>> start

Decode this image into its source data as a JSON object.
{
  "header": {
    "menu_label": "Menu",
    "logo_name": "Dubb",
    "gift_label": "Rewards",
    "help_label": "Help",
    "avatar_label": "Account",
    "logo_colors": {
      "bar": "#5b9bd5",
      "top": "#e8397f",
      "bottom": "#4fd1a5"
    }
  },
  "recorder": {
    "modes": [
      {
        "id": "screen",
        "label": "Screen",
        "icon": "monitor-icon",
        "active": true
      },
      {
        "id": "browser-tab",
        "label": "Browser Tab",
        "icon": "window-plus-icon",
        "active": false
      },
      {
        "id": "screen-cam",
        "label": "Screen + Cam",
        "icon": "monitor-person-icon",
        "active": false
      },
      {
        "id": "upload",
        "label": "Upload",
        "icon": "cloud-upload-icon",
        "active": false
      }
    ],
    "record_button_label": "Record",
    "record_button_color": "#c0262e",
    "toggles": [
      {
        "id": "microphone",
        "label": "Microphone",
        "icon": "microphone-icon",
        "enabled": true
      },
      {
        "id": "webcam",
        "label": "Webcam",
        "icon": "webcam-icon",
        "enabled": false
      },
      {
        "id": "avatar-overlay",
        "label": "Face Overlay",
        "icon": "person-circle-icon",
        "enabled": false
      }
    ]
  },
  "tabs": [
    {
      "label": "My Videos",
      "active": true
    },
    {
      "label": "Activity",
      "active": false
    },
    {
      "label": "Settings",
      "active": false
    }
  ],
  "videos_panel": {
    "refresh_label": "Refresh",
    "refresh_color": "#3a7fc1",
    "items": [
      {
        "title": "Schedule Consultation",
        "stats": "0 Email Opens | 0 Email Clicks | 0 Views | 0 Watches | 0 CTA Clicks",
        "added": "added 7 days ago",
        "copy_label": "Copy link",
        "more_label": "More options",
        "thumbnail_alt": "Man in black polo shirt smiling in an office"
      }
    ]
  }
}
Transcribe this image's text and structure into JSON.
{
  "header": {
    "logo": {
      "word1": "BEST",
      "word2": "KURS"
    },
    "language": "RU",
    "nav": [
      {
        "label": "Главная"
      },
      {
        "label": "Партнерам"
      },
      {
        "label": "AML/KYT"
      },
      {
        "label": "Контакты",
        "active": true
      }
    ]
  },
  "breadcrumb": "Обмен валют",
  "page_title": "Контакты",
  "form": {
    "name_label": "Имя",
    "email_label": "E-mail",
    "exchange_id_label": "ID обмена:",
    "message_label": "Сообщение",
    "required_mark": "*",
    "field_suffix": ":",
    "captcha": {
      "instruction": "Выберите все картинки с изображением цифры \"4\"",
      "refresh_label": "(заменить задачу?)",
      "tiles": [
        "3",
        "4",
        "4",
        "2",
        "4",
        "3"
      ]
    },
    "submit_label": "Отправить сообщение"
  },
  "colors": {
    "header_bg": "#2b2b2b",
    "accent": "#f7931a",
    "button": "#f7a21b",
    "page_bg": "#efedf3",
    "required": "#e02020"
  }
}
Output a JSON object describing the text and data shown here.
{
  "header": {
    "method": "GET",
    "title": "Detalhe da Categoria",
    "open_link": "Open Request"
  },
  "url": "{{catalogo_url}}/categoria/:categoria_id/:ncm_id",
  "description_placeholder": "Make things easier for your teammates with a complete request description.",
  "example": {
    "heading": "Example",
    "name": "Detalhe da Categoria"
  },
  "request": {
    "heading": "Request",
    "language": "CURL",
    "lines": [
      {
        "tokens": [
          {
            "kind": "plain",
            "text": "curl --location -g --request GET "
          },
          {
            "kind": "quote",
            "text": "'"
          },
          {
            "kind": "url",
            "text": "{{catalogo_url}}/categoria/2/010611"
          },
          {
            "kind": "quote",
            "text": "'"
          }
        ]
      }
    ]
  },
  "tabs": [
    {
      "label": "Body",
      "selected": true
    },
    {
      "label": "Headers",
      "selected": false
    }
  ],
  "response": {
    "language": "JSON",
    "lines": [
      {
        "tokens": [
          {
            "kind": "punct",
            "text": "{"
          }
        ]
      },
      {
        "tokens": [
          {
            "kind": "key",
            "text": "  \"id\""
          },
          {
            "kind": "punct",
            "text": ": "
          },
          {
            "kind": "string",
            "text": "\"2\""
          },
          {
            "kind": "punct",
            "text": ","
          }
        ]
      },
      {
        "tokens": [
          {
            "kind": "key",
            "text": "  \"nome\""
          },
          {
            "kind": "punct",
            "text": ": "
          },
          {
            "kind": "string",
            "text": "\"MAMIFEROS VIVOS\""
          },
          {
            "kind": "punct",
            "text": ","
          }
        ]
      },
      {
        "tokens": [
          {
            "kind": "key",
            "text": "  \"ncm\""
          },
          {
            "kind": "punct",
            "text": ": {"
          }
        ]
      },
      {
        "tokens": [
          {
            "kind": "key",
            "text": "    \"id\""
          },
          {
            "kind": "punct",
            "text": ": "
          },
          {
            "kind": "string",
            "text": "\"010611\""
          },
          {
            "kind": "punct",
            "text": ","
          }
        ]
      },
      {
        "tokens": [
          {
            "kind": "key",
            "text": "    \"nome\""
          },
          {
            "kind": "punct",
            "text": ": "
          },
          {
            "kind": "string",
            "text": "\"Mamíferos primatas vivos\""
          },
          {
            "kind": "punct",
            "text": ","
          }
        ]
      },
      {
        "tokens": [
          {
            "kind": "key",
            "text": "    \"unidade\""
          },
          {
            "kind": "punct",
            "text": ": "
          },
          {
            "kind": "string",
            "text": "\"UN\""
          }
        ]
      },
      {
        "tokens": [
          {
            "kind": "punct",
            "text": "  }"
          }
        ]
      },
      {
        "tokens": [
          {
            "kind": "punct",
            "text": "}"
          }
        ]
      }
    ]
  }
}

>> end

Lines containing the word "language" are to be tallied; report only the total.

(Worked answer)
3